* Begin *
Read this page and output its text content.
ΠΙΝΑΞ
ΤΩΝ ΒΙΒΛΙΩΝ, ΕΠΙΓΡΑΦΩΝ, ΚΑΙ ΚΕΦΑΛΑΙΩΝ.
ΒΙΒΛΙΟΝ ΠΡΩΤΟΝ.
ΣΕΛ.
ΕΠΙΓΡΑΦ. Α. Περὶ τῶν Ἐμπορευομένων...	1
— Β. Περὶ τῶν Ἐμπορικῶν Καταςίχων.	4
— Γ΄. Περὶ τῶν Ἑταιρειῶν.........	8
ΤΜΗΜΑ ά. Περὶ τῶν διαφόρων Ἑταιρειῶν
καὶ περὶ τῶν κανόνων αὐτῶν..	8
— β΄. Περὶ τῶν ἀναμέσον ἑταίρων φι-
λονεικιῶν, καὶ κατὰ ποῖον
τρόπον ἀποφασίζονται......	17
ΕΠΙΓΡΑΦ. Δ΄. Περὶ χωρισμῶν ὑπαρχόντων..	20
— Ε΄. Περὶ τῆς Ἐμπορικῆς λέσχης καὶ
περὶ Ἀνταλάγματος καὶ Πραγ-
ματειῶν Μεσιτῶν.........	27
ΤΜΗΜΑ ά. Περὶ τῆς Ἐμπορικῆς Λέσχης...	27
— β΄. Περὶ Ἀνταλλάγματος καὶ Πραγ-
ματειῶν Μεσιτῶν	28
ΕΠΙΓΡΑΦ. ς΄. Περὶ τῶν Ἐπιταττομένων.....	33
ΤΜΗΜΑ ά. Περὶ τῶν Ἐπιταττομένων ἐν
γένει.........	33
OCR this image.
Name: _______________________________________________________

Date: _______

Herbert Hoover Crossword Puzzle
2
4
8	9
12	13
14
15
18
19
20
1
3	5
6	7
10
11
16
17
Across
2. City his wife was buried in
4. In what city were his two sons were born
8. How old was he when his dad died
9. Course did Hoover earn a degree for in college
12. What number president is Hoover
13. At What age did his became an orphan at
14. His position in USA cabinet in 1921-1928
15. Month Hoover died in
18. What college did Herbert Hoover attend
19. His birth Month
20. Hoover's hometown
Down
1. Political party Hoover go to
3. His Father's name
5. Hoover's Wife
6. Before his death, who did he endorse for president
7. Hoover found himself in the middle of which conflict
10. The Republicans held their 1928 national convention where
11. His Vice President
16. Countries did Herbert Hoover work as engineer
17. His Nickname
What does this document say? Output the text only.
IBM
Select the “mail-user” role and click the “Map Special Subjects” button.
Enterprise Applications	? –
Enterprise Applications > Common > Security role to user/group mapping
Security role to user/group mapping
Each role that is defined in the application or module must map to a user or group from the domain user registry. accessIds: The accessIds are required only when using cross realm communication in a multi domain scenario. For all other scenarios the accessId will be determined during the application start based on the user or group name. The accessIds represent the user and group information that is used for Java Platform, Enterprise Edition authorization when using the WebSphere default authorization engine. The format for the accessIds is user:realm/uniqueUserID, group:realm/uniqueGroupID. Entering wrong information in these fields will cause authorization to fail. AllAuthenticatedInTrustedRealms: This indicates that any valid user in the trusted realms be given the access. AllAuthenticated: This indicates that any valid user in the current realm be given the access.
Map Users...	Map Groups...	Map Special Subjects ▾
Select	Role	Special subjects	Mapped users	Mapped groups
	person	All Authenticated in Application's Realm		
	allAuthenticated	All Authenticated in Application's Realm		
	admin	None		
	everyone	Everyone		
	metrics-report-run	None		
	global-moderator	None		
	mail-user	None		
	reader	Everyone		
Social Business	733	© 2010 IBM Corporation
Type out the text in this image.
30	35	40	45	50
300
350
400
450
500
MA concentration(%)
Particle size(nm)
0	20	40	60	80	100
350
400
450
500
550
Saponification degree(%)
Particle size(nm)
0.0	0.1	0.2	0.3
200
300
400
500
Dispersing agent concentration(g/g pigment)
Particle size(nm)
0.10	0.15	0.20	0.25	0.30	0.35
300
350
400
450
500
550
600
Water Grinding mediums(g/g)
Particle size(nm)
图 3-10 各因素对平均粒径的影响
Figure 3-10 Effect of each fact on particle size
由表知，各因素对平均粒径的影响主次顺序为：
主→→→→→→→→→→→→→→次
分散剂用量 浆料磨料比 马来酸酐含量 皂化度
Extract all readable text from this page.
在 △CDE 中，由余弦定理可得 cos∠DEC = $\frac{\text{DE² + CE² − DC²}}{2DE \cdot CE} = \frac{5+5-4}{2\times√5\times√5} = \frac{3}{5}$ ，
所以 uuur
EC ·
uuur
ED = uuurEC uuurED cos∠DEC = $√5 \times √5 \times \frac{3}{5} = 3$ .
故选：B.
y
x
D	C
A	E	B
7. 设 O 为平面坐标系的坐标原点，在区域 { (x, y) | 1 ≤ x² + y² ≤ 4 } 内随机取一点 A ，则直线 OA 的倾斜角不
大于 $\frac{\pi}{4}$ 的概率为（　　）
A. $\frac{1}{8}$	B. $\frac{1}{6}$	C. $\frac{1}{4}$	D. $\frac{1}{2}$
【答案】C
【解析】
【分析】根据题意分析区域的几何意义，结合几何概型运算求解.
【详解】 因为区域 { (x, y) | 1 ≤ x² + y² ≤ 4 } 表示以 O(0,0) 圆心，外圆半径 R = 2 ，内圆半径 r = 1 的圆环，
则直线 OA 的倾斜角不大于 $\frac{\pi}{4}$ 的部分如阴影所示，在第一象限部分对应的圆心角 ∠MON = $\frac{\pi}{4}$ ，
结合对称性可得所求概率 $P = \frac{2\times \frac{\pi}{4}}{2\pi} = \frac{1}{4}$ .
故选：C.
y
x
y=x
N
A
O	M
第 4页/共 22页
* End *
**Goal**: Copy each record from above exactly, and include every line.

**Result of this task**:
Read this page and output its text content.
ΠΙΝΑΞ
ΤΩΝ ΒΙΒΛΙΩΝ, ΕΠΙΓΡΑΦΩΝ, ΚΑΙ ΚΕΦΑΛΑΙΩΝ.
ΒΙΒΛΙΟΝ ΠΡΩΤΟΝ.
ΣΕΛ.
ΕΠΙΓΡΑΦ. Α. Περὶ τῶν Ἐμπορευομένων...	1
— Β. Περὶ τῶν Ἐμπορικῶν Καταςίχων.	4
— Γ΄. Περὶ τῶν Ἑταιρειῶν.........	8
ΤΜΗΜΑ ά. Περὶ τῶν διαφόρων Ἑταιρειῶν
καὶ περὶ τῶν κανόνων αὐτῶν..	8
— β΄. Περὶ τῶν ἀναμέσον ἑταίρων φι-
λονεικιῶν, καὶ κατὰ ποῖον
τρόπον ἀποφασίζονται......	17
ΕΠΙΓΡΑΦ. Δ΄. Περὶ χωρισμῶν ὑπαρχόντων..	20
— Ε΄. Περὶ τῆς Ἐμπορικῆς λέσχης καὶ
περὶ Ἀνταλάγματος καὶ Πραγ-
ματειῶν Μεσιτῶν.........	27
ΤΜΗΜΑ ά. Περὶ τῆς Ἐμπορικῆς Λέσχης...	27
— β΄. Περὶ Ἀνταλλάγματος καὶ Πραγ-
ματειῶν Μεσιτῶν	28
ΕΠΙΓΡΑΦ. ς΄. Περὶ τῶν Ἐπιταττομένων.....	33
ΤΜΗΜΑ ά. Περὶ τῶν Ἐπιταττομένων ἐν
γένει.........	33
OCR this image.
Name: _______________________________________________________

Date: _______

Herbert Hoover Crossword Puzzle
2
4
8	9
12	13
14
15
18
19
20
1
3	5
6	7
10
11
16
17
Across
2. City his wife was buried in
4. In what city were his two sons were born
8. How old was he when his dad died
9. Course did Hoover earn a degree for in college
12. What number president is Hoover
13. At What age did his became an orphan at
14. His position in USA cabinet in 1921-1928
15. Month Hoover died in
18. What college did Herbert Hoover attend
19. His birth Month
20. Hoover's hometown
Down
1. Political party Hoover go to
3. His Father's name
5. Hoover's Wife
6. Before his death, who did he endorse for president
7. Hoover found himself in the middle of which conflict
10. The Republicans held their 1928 national convention where
11. His Vice President
16. Countries did Herbert Hoover work as engineer
17. His Nickname
What does this document say? Output the text only.
IBM
Select the “mail-user” role and click the “Map Special Subjects” button.
Enterprise Applications	? –
Enterprise Applications > Common > Security role to user/group mapping
Security role to user/group mapping
Each role that is defined in the application or module must map to a user or group from the domain user registry. accessIds: The accessIds are required only when using cross realm communication in a multi domain scenario. For all other scenarios the accessId will be determined during the application start based on the user or group name. The accessIds represent the user and group information that is used for Java Platform, Enterprise Edition authorization when using the WebSphere default authorization engine. The format for the accessIds is user:realm/uniqueUserID, group:realm/uniqueGroupID. Entering wrong information in these fields will cause authorization to fail. AllAuthenticatedInTrustedRealms: This indicates that any valid user in the trusted realms be given the access. AllAuthenticated: This indicates that any valid user in the current realm be given the access.
Map Users...	Map Groups...	Map Special Subjects ▾
Select	Role	Special subjects	Mapped users	Mapped groups
	person	All Authenticated in Application's Realm		
	allAuthenticated	All Authenticated in Application's Realm		
	admin	None		
	everyone	Everyone		
	metrics-report-run	None		
	global-moderator	None		
	mail-user	None		
	reader	Everyone		
Social Business	733	© 2010 IBM Corporation
Type out the text in this image.
30	35	40	45	50
300
350
400
450
500
MA concentration(%)
Particle size(nm)
0	20	40	60	80	100
350
400
450
500
550
Saponification degree(%)
Particle size(nm)
0.0	0.1	0.2	0.3
200
300
400
500
Dispersing agent concentration(g/g pigment)
Particle size(nm)
0.10	0.15	0.20	0.25	0.30	0.35
300
350
400
450
500
550
600
Water Grinding mediums(g/g)
Particle size(nm)
图 3-10 各因素对平均粒径的影响
Figure 3-10 Effect of each fact on particle size
由表知，各因素对平均粒径的影响主次顺序为：
主→→→→→→→→→→→→→→次
分散剂用量 浆料磨料比 马来酸酐含量 皂化度
Extract all readable text from this page.
在 △CDE 中，由余弦定理可得 cos∠DEC = $\frac{\text{DE² + CE² − DC²}}{2DE \cdot CE} = \frac{5+5-4}{2\times√5\times√5} = \frac{3}{5}$ ，
所以 uuur
EC ·
uuur
ED = uuurEC uuurED cos∠DEC = $√5 \times √5 \times \frac{3}{5} = 3$ .
故选：B.
y
x
D	C
A	E	B
7. 设 O 为平面坐标系的坐标原点，在区域 { (x, y) | 1 ≤ x² + y² ≤ 4 } 内随机取一点 A ，则直线 OA 的倾斜角不
大于 $\frac{\pi}{4}$ 的概率为（　　）
A. $\frac{1}{8}$	B. $\frac{1}{6}$	C. $\frac{1}{4}$	D. $\frac{1}{2}$
【答案】C
【解析】
【分析】根据题意分析区域的几何意义，结合几何概型运算求解.
【详解】 因为区域 { (x, y) | 1 ≤ x² + y² ≤ 4 } 表示以 O(0,0) 圆心，外圆半径 R = 2 ，内圆半径 r = 1 的圆环，
则直线 OA 的倾斜角不大于 $\frac{\pi}{4}$ 的部分如阴影所示，在第一象限部分对应的圆心角 ∠MON = $\frac{\pi}{4}$ ，
结合对称性可得所求概率 $P = \frac{2\times \frac{\pi}{4}}{2\pi} = \frac{1}{4}$ .
故选：C.
y
x
y=x
N
A
O	M
第 4页/共 22页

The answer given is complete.